**EXERCISE INSTRUCTIONS:** Check every line of the data below for the string "fuerint", and copy the ones that hold it.
== DATA SHOWN
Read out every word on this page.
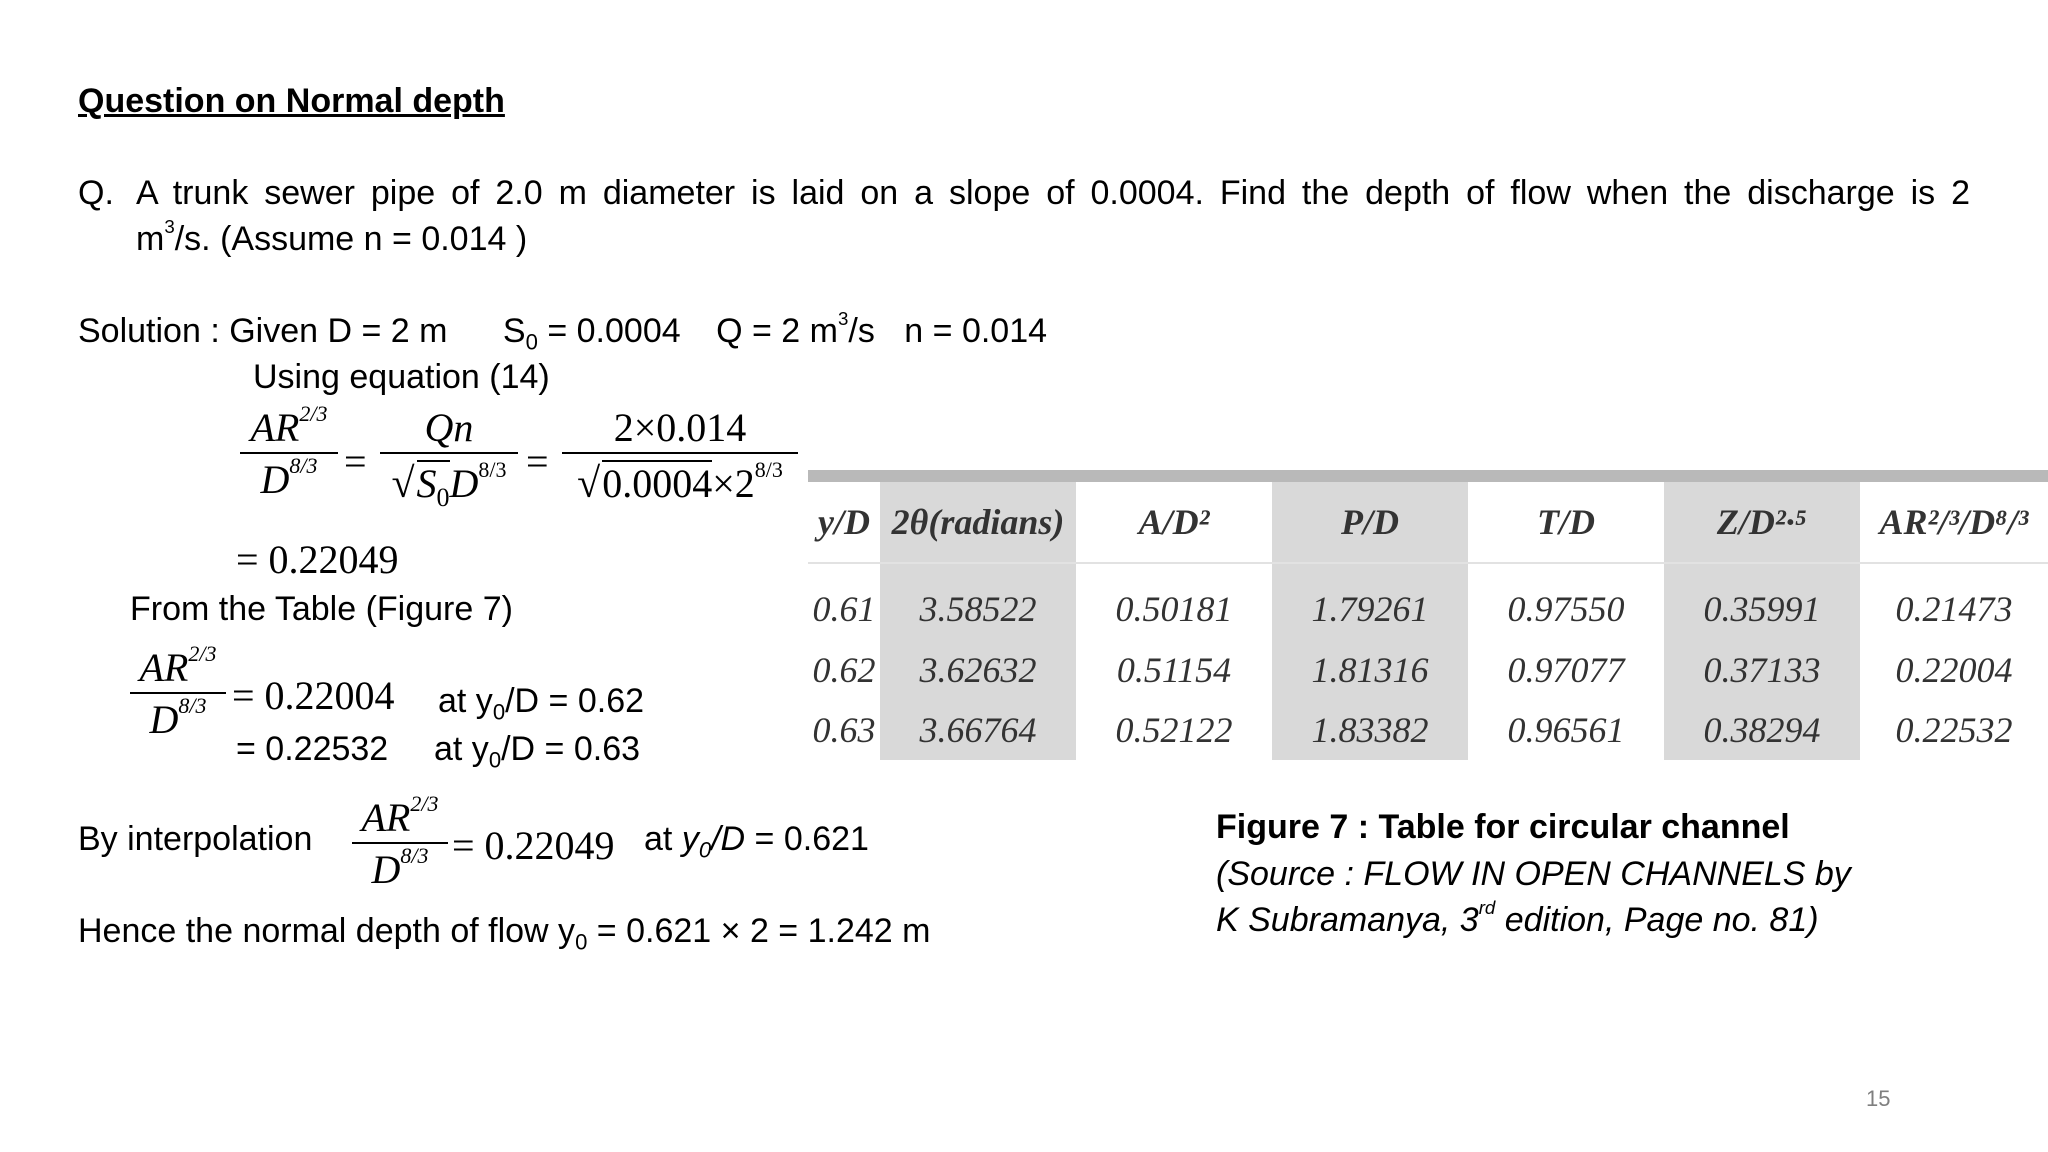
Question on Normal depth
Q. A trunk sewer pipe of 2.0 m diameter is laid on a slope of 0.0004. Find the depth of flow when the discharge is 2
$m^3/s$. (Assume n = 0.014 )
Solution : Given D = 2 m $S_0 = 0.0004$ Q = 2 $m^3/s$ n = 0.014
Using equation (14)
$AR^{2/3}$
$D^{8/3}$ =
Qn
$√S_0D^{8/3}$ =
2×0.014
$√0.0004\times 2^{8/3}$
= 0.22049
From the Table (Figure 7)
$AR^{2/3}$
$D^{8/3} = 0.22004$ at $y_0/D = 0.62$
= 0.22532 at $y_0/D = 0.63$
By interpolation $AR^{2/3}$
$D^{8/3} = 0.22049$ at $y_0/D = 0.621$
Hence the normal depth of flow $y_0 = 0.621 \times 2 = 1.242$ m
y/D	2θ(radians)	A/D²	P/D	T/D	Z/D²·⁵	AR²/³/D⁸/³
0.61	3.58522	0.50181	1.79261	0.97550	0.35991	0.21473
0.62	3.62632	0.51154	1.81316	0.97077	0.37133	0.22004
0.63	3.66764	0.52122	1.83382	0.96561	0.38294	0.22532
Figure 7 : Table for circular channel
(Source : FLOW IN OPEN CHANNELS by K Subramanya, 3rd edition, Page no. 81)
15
====
== DATA SHOWN
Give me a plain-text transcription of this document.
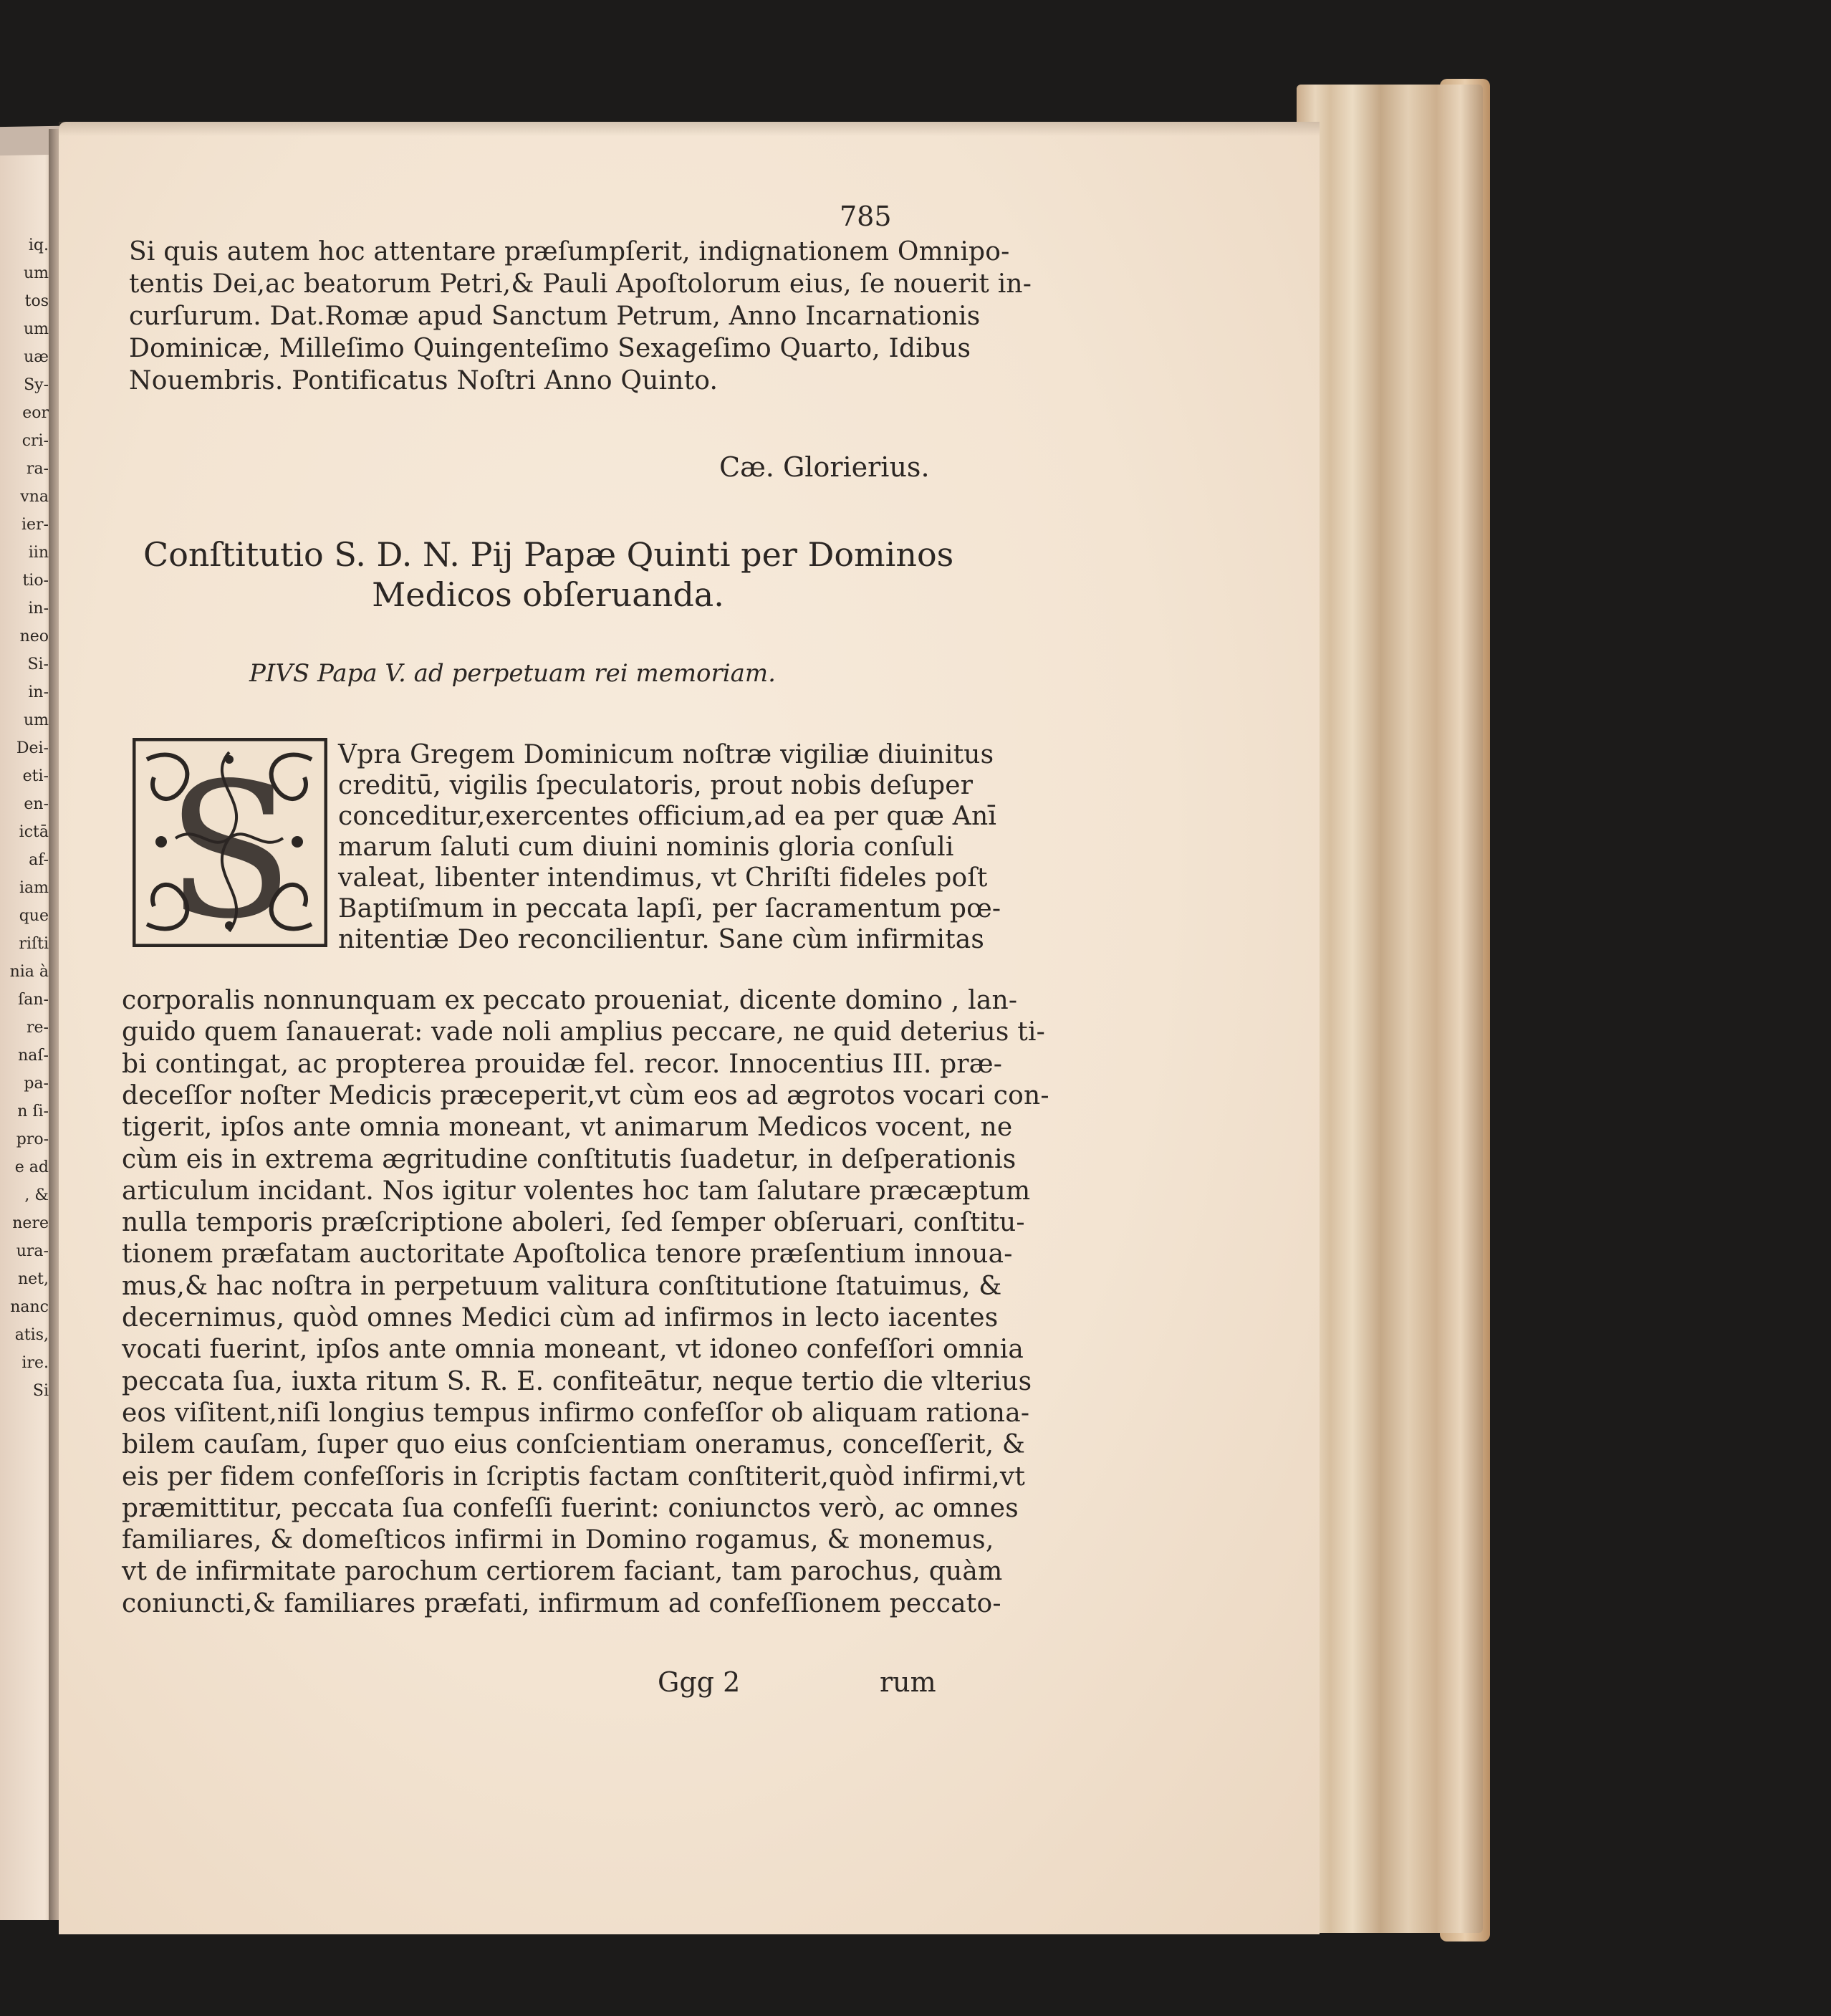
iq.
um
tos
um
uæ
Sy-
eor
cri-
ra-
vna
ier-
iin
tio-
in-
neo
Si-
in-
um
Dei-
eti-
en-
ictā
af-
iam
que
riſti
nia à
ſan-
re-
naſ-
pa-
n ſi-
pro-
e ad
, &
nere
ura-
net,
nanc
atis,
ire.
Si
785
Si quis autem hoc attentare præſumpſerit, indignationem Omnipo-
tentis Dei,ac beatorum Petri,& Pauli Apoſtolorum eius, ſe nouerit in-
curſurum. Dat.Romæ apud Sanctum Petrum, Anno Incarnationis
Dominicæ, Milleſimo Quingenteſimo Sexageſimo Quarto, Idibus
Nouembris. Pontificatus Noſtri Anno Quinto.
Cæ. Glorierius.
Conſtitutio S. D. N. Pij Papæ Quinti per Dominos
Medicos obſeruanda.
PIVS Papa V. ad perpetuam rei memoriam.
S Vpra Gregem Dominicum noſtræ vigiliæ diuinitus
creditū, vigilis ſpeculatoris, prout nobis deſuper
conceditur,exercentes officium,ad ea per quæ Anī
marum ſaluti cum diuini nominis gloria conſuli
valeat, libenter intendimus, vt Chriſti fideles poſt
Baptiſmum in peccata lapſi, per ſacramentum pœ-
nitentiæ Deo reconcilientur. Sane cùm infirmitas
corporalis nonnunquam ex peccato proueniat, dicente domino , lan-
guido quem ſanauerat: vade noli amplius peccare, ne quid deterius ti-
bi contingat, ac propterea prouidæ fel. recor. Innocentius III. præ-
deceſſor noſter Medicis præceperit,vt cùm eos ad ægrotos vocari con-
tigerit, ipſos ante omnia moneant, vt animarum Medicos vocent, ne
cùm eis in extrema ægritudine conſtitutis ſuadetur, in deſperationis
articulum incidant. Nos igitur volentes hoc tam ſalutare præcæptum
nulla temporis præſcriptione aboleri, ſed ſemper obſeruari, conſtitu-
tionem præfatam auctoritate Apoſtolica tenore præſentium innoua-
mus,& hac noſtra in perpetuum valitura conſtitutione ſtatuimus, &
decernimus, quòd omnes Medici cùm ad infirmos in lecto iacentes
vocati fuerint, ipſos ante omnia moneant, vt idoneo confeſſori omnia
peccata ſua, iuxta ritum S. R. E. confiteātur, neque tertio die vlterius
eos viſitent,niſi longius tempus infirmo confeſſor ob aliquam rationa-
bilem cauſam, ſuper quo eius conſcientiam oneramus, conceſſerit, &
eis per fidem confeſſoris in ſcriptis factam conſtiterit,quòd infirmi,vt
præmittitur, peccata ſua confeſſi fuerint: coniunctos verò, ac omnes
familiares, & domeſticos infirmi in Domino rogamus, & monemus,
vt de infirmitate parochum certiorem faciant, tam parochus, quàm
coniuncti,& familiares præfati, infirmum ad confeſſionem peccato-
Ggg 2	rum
====
**RESULT OF THIS TASK:**
vocati fuerint, ipſos ante omnia moneant, vt idoneo confeſſori omnia
præmittitur, peccata ſua confeſſi fuerint: coniunctos verò, ac omnes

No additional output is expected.